** start of LISTED ENTRIES **

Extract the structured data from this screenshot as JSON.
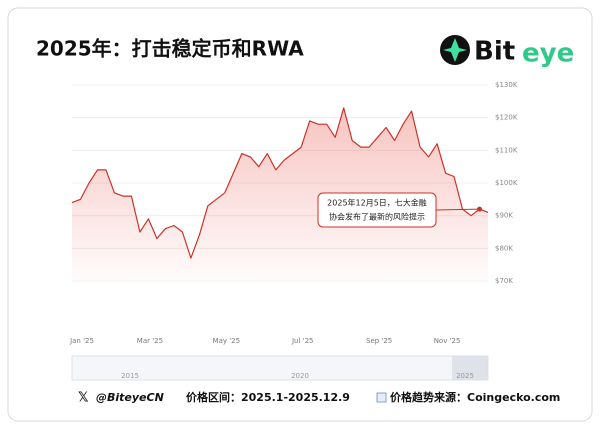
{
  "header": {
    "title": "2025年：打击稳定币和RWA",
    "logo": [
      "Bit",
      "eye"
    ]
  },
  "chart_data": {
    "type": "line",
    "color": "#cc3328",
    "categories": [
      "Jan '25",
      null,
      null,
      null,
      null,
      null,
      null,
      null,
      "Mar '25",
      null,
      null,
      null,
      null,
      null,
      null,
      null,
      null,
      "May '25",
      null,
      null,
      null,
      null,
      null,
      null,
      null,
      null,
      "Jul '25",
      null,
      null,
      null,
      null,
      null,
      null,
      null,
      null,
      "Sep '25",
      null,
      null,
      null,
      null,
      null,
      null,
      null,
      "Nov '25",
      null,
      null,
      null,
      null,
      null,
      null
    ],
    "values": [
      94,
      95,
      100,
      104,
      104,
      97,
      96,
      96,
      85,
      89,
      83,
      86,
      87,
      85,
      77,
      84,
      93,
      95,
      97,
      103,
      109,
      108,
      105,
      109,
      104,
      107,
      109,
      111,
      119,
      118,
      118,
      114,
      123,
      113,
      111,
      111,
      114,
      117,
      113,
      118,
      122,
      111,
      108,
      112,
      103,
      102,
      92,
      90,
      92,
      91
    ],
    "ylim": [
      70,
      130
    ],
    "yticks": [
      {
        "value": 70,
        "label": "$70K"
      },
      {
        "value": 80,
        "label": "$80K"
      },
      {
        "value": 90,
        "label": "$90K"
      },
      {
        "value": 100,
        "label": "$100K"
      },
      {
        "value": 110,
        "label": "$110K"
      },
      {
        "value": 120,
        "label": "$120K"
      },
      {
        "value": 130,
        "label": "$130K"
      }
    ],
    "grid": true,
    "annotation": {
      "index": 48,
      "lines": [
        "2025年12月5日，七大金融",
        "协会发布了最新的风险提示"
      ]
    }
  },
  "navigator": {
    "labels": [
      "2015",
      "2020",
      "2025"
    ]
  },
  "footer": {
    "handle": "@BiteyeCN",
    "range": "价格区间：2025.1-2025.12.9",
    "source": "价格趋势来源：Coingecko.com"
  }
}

** end of LISTED ENTRIES **
** start of LISTED ENTRIES **

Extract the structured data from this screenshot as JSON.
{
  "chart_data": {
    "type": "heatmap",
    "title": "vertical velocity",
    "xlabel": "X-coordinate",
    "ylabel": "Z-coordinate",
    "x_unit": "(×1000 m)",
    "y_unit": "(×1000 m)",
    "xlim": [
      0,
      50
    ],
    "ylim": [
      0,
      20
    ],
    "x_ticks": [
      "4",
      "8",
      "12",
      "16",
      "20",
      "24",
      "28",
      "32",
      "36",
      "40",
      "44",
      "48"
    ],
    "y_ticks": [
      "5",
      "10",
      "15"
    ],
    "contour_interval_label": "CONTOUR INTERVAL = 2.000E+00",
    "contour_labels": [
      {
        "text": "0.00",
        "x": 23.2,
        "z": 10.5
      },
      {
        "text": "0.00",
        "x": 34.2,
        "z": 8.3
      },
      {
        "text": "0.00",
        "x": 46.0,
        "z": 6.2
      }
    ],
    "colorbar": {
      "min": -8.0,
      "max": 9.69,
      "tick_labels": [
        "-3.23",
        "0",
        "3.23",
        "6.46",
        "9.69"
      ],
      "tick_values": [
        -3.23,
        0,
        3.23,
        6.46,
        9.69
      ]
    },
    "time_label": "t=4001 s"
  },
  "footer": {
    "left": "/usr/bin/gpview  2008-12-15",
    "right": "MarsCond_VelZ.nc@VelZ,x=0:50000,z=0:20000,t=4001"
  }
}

** end of LISTED ENTRIES **

▶ **GIVEN REQUEST**:
Look above for lines with the word "coordinate" and copy them all.

▶ **SOLUTION FOR THIS EXERCISE**:
    "xlabel": "X-coordinate",
    "ylabel": "Z-coordinate",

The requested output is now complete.